Output every line below without omitting or altering anything.

#### Supplied data
···
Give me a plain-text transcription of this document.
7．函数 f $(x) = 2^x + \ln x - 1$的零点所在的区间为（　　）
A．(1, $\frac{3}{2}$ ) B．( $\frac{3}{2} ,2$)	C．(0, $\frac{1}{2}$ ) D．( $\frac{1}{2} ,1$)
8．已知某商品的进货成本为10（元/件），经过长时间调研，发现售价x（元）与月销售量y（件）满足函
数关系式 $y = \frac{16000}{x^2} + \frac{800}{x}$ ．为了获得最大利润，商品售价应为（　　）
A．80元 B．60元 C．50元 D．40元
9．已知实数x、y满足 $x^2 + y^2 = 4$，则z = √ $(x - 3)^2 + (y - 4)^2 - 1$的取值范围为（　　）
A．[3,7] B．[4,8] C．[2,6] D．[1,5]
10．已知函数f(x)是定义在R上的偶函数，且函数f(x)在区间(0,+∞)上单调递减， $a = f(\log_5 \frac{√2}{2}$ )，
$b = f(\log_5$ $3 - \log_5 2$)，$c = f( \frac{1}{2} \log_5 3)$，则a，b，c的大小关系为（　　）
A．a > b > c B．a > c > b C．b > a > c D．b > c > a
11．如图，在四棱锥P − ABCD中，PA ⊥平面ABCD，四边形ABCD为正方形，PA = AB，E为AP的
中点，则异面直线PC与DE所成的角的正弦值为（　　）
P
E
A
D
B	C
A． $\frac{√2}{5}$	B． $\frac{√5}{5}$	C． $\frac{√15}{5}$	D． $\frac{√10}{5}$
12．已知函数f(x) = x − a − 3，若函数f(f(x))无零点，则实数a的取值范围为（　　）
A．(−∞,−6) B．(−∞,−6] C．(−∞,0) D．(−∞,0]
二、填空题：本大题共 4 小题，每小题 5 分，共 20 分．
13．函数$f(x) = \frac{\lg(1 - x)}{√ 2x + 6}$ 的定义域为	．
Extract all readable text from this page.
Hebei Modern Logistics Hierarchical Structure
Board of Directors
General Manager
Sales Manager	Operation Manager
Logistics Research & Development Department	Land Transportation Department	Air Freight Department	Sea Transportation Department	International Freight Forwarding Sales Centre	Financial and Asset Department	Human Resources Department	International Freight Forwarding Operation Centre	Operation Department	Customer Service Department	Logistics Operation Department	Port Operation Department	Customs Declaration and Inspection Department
···
#### Written response
Give me a plain-text transcription of this document.
7．函数 f $(x) = 2^x + \ln x - 1$的零点所在的区间为（　　）
A．(1, $\frac{3}{2}$ ) B．( $\frac{3}{2} ,2$)	C．(0, $\frac{1}{2}$ ) D．( $\frac{1}{2} ,1$)
8．已知某商品的进货成本为10（元/件），经过长时间调研，发现售价x（元）与月销售量y（件）满足函
数关系式 $y = \frac{16000}{x^2} + \frac{800}{x}$ ．为了获得最大利润，商品售价应为（　　）
A．80元 B．60元 C．50元 D．40元
9．已知实数x、y满足 $x^2 + y^2 = 4$，则z = √ $(x - 3)^2 + (y - 4)^2 - 1$的取值范围为（　　）
A．[3,7] B．[4,8] C．[2,6] D．[1,5]
10．已知函数f(x)是定义在R上的偶函数，且函数f(x)在区间(0,+∞)上单调递减， $a = f(\log_5 \frac{√2}{2}$ )，
$b = f(\log_5$ $3 - \log_5 2$)，$c = f( \frac{1}{2} \log_5 3)$，则a，b，c的大小关系为（　　）
A．a > b > c B．a > c > b C．b > a > c D．b > c > a
11．如图，在四棱锥P − ABCD中，PA ⊥平面ABCD，四边形ABCD为正方形，PA = AB，E为AP的
中点，则异面直线PC与DE所成的角的正弦值为（　　）
P
E
A
D
B	C
A． $\frac{√2}{5}$	B． $\frac{√5}{5}$	C． $\frac{√15}{5}$	D． $\frac{√10}{5}$
12．已知函数f(x) = x − a − 3，若函数f(f(x))无零点，则实数a的取值范围为（　　）
A．(−∞,−6) B．(−∞,−6] C．(−∞,0) D．(−∞,0]
二、填空题：本大题共 4 小题，每小题 5 分，共 20 分．
13．函数$f(x) = \frac{\lg(1 - x)}{√ 2x + 6}$ 的定义域为	．
Extract all readable text from this page.
Hebei Modern Logistics Hierarchical Structure
Board of Directors
General Manager
Sales Manager	Operation Manager
Logistics Research & Development Department	Land Transportation Department	Air Freight Department	Sea Transportation Department	International Freight Forwarding Sales Centre	Financial and Asset Department	Human Resources Department	International Freight Forwarding Operation Centre	Operation Department	Customer Service Department	Logistics Operation Department	Port Operation Department	Customs Declaration and Inspection Department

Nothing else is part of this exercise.